PROBLEM REQUIREMENTS
Every entry below should be repeated exactly; the pictures should not.

RECORDS SUPPLIED
* * * * *
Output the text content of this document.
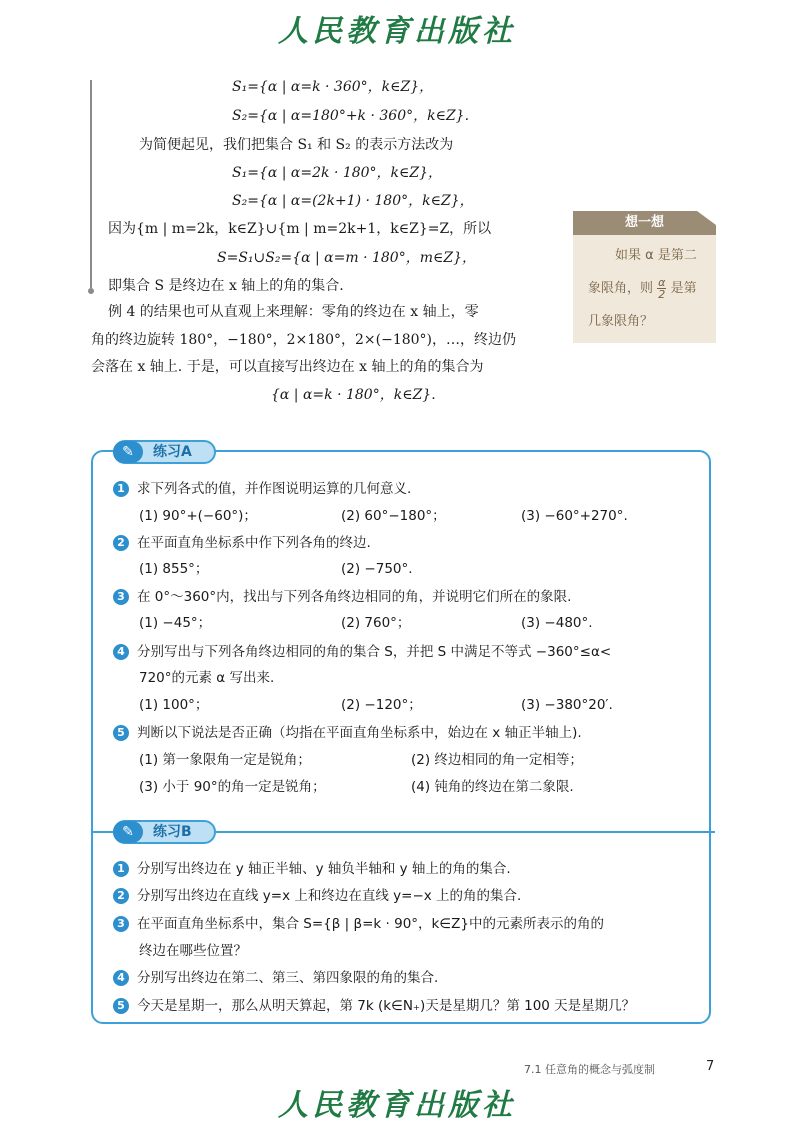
人民教育出版社
S₁={α | α=k · 360°，k∈Z}，
S₂={α | α=180°+k · 360°，k∈Z}.
为简便起见，我们把集合 S₁ 和 S₂ 的表示方法改为
S₁={α | α=2k · 180°，k∈Z}，
S₂={α | α=(2k+1) · 180°，k∈Z}，
因为{m | m=2k，k∈Z}∪{m | m=2k+1，k∈Z}=Z，所以
S=S₁∪S₂={α | α=m · 180°，m∈Z}，
即集合 S 是终边在 x 轴上的角的集合.
例 4 的结果也可从直观上来理解：零角的终边在 x 轴上，零
角的终边旋转 180°，−180°，2×180°，2×(−180°)，…，终边仍
会落在 x 轴上. 于是，可以直接写出终边在 x 轴上的角的集合为
{α | α=k · 180°，k∈Z}.
想一想
如果 α 是第二
象限角，则 $\frac{\alpha}{2}$ 是第
几象限角？
练习A
✎
1 求下列各式的值，并作图说明运算的几何意义.
(1) 90°+(−60°)；	(2) 60°−180°；	(3) −60°+270°.
2 在平面直角坐标系中作下列各角的终边.
(1) 855°；	(2) −750°.
3 在 0°～360°内，找出与下列各角终边相同的角，并说明它们所在的象限.
(1) −45°；	(2) 760°；	(3) −480°.
4 分别写出与下列各角终边相同的角的集合 S，并把 S 中满足不等式 −360°≤α<
720°的元素 α 写出来.
(1) 100°；	(2) −120°；	(3) −380°20′.
5 判断以下说法是否正确（均指在平面直角坐标系中，始边在 x 轴正半轴上).
(1) 第一象限角一定是锐角；	(2) 终边相同的角一定相等；
(3) 小于 90°的角一定是锐角；	(4) 钝角的终边在第二象限.
练习B
✎
1 分别写出终边在 y 轴正半轴、y 轴负半轴和 y 轴上的角的集合.
2 分别写出终边在直线 y=x 上和终边在直线 y=−x 上的角的集合.
3 在平面直角坐标系中，集合 S={β | β=k · 90°，k∈Z}中的元素所表示的角的
终边在哪些位置？
4 分别写出终边在第二、第三、第四象限的角的集合.
5 今天是星期一，那么从明天算起，第 7k (k∈N₊)天是星期几？第 100 天是星期几？
7.1 任意角的概念与弧度制	7
人民教育出版社
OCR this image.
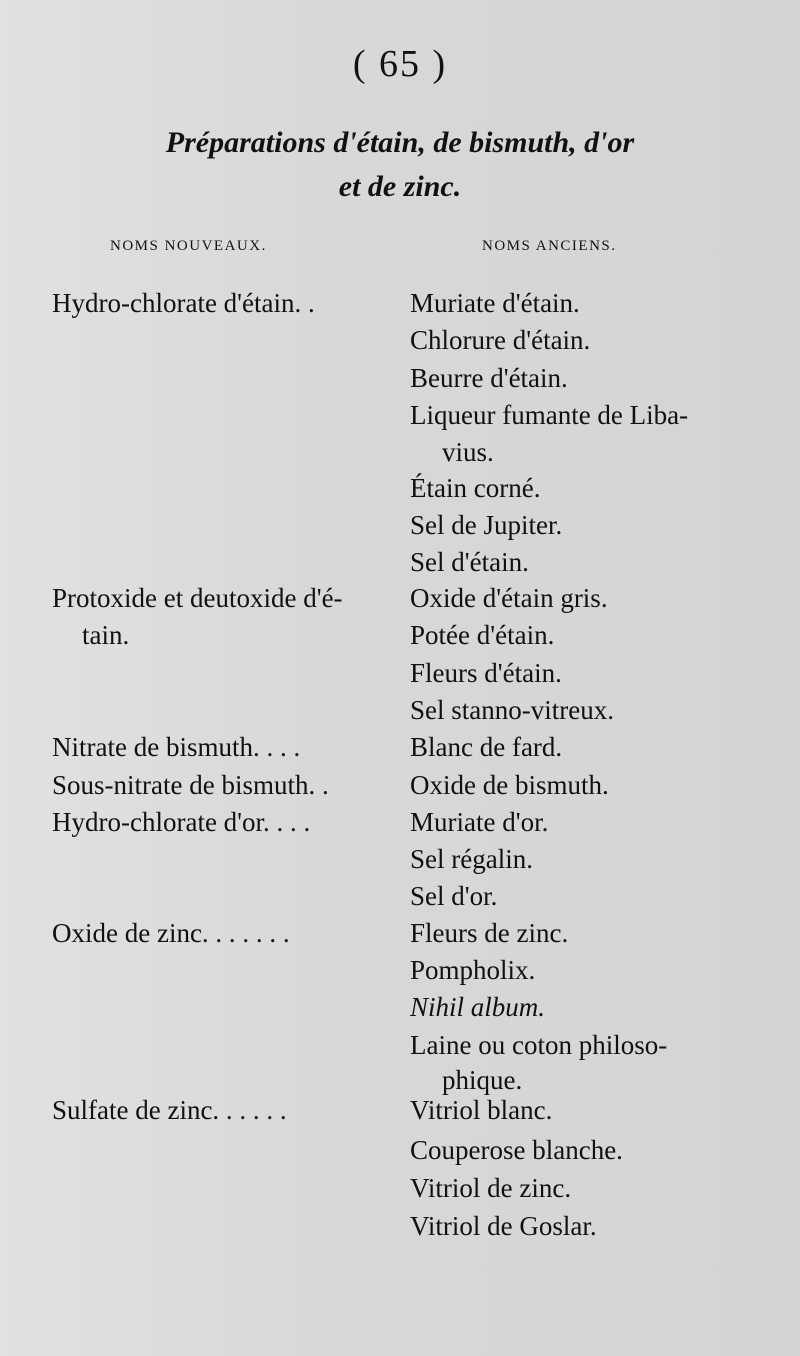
( 65 )
Préparations d'étain, de bismuth, d'or
et de zinc.
NOMS NOUVEAUX.	NOMS ANCIENS.
Hydro-chlorate d'étain. .
Protoxide et deutoxide d'é-
tain.
Nitrate de bismuth. . . .
Sous-nitrate de bismuth. .
Hydro-chlorate d'or. . . .
Oxide de zinc. . . . . . .
Sulfate de zinc. . . . . .
Muriate d'étain.
Chlorure d'étain.
Beurre d'étain.
Liqueur fumante de Liba-
vius.
Étain corné.
Sel de Jupiter.
Sel d'étain.
Oxide d'étain gris.
Potée d'étain.
Fleurs d'étain.
Sel stanno-vitreux.
Blanc de fard.
Oxide de bismuth.
Muriate d'or.
Sel régalin.
Sel d'or.
Fleurs de zinc.
Pompholix.
Nihil album.
Laine ou coton philoso-
phique.
Vitriol blanc.
Couperose blanche.
Vitriol de zinc.
Vitriol de Goslar.
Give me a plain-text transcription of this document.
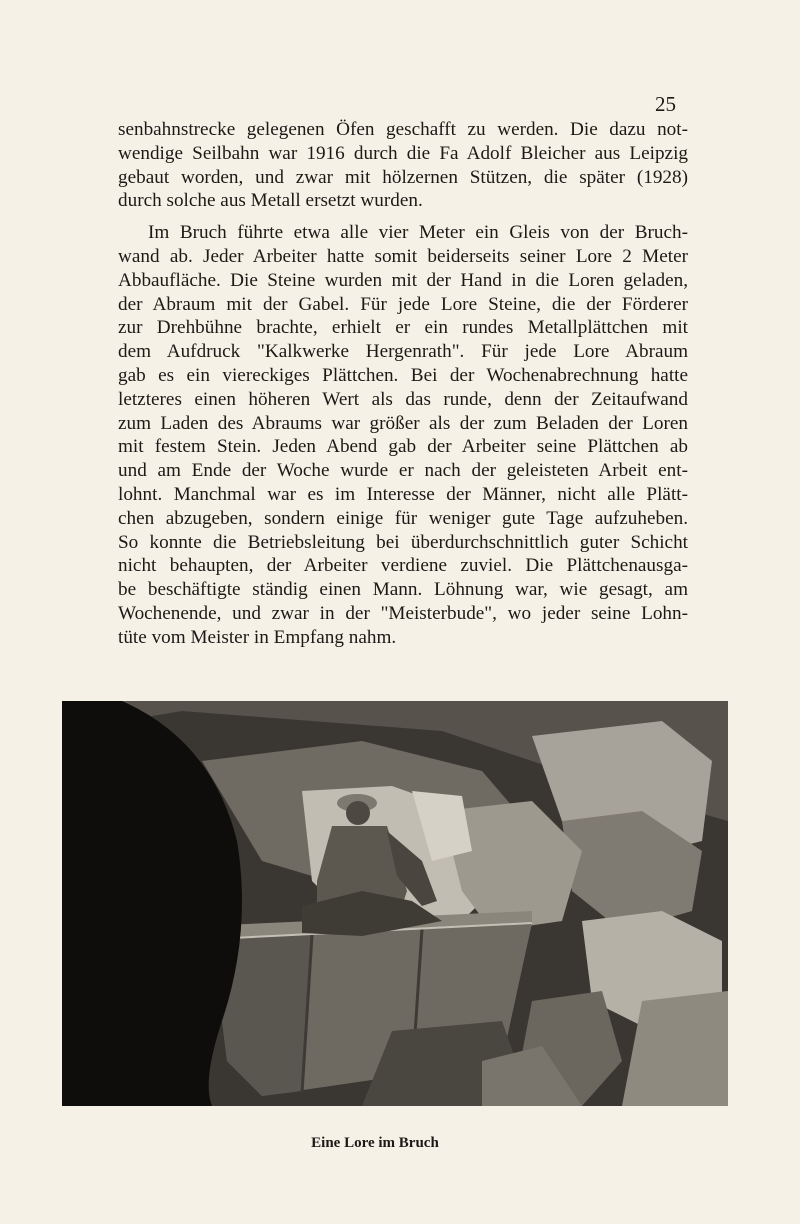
25
senbahnstrecke gelegenen Öfen geschafft zu werden. Die dazu not-
wendige Seilbahn war 1916 durch die Fa Adolf Bleicher aus Leipzig
gebaut worden, und zwar mit hölzernen Stützen, die später (1928)
durch solche aus Metall ersetzt wurden.
Im Bruch führte etwa alle vier Meter ein Gleis von der Bruch-
wand ab. Jeder Arbeiter hatte somit beiderseits seiner Lore 2 Meter
Abbaufläche. Die Steine wurden mit der Hand in die Loren geladen,
der Abraum mit der Gabel. Für jede Lore Steine, die der Förderer
zur Drehbühne brachte, erhielt er ein rundes Metallplättchen mit
dem Aufdruck "Kalkwerke Hergenrath". Für jede Lore Abraum
gab es ein viereckiges Plättchen. Bei der Wochenabrechnung hatte
letzteres einen höheren Wert als das runde, denn der Zeitaufwand
zum Laden des Abraums war größer als der zum Beladen der Loren
mit festem Stein. Jeden Abend gab der Arbeiter seine Plättchen ab
und am Ende der Woche wurde er nach der geleisteten Arbeit ent-
lohnt. Manchmal war es im Interesse der Männer, nicht alle Plätt-
chen abzugeben, sondern einige für weniger gute Tage aufzuheben.
So konnte die Betriebsleitung bei überdurchschnittlich guter Schicht
nicht behaupten, der Arbeiter verdiene zuviel. Die Plättchenausga-
be beschäftigte ständig einen Mann. Löhnung war, wie gesagt, am
Wochenende, und zwar in der "Meisterbude", wo jeder seine Lohn-
tüte vom Meister in Empfang nahm.
Eine Lore im Bruch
* * * * *
EXERCISE RESULT
Output the text content of this document.
人民教育出版社
S₁={α | α=k · 360°，k∈Z}，
S₂={α | α=180°+k · 360°，k∈Z}.
为简便起见，我们把集合 S₁ 和 S₂ 的表示方法改为
S₁={α | α=2k · 180°，k∈Z}，
S₂={α | α=(2k+1) · 180°，k∈Z}，
因为{m | m=2k，k∈Z}∪{m | m=2k+1，k∈Z}=Z，所以
S=S₁∪S₂={α | α=m · 180°，m∈Z}，
即集合 S 是终边在 x 轴上的角的集合.
例 4 的结果也可从直观上来理解：零角的终边在 x 轴上，零
角的终边旋转 180°，−180°，2×180°，2×(−180°)，…，终边仍
会落在 x 轴上. 于是，可以直接写出终边在 x 轴上的角的集合为
{α | α=k · 180°，k∈Z}.
想一想
如果 α 是第二
象限角，则 $\frac{\alpha}{2}$ 是第
几象限角？
练习A
✎
1 求下列各式的值，并作图说明运算的几何意义.
(1) 90°+(−60°)；	(2) 60°−180°；	(3) −60°+270°.
2 在平面直角坐标系中作下列各角的终边.
(1) 855°；	(2) −750°.
3 在 0°～360°内，找出与下列各角终边相同的角，并说明它们所在的象限.
(1) −45°；	(2) 760°；	(3) −480°.
4 分别写出与下列各角终边相同的角的集合 S，并把 S 中满足不等式 −360°≤α<
720°的元素 α 写出来.
(1) 100°；	(2) −120°；	(3) −380°20′.
5 判断以下说法是否正确（均指在平面直角坐标系中，始边在 x 轴正半轴上).
(1) 第一象限角一定是锐角；	(2) 终边相同的角一定相等；
(3) 小于 90°的角一定是锐角；	(4) 钝角的终边在第二象限.
练习B
✎
1 分别写出终边在 y 轴正半轴、y 轴负半轴和 y 轴上的角的集合.
2 分别写出终边在直线 y=x 上和终边在直线 y=−x 上的角的集合.
3 在平面直角坐标系中，集合 S={β | β=k · 90°，k∈Z}中的元素所表示的角的
终边在哪些位置？
4 分别写出终边在第二、第三、第四象限的角的集合.
5 今天是星期一，那么从明天算起，第 7k (k∈N₊)天是星期几？第 100 天是星期几？
7.1 任意角的概念与弧度制	7
人民教育出版社
OCR this image.
( 65 )
Préparations d'étain, de bismuth, d'or
et de zinc.
NOMS NOUVEAUX.	NOMS ANCIENS.
Hydro-chlorate d'étain. .
Protoxide et deutoxide d'é-
tain.
Nitrate de bismuth. . . .
Sous-nitrate de bismuth. .
Hydro-chlorate d'or. . . .
Oxide de zinc. . . . . . .
Sulfate de zinc. . . . . .
Muriate d'étain.
Chlorure d'étain.
Beurre d'étain.
Liqueur fumante de Liba-
vius.
Étain corné.
Sel de Jupiter.
Sel d'étain.
Oxide d'étain gris.
Potée d'étain.
Fleurs d'étain.
Sel stanno-vitreux.
Blanc de fard.
Oxide de bismuth.
Muriate d'or.
Sel régalin.
Sel d'or.
Fleurs de zinc.
Pompholix.
Nihil album.
Laine ou coton philoso-
phique.
Vitriol blanc.
Couperose blanche.
Vitriol de zinc.
Vitriol de Goslar.
Give me a plain-text transcription of this document.
25
senbahnstrecke gelegenen Öfen geschafft zu werden. Die dazu not-
wendige Seilbahn war 1916 durch die Fa Adolf Bleicher aus Leipzig
gebaut worden, und zwar mit hölzernen Stützen, die später (1928)
durch solche aus Metall ersetzt wurden.
Im Bruch führte etwa alle vier Meter ein Gleis von der Bruch-
wand ab. Jeder Arbeiter hatte somit beiderseits seiner Lore 2 Meter
Abbaufläche. Die Steine wurden mit der Hand in die Loren geladen,
der Abraum mit der Gabel. Für jede Lore Steine, die der Förderer
zur Drehbühne brachte, erhielt er ein rundes Metallplättchen mit
dem Aufdruck "Kalkwerke Hergenrath". Für jede Lore Abraum
gab es ein viereckiges Plättchen. Bei der Wochenabrechnung hatte
letzteres einen höheren Wert als das runde, denn der Zeitaufwand
zum Laden des Abraums war größer als der zum Beladen der Loren
mit festem Stein. Jeden Abend gab der Arbeiter seine Plättchen ab
und am Ende der Woche wurde er nach der geleisteten Arbeit ent-
lohnt. Manchmal war es im Interesse der Männer, nicht alle Plätt-
chen abzugeben, sondern einige für weniger gute Tage aufzuheben.
So konnte die Betriebsleitung bei überdurchschnittlich guter Schicht
nicht behaupten, der Arbeiter verdiene zuviel. Die Plättchenausga-
be beschäftigte ständig einen Mann. Löhnung war, wie gesagt, am
Wochenende, und zwar in der "Meisterbude", wo jeder seine Lohn-
tüte vom Meister in Empfang nahm.
Eine Lore im Bruch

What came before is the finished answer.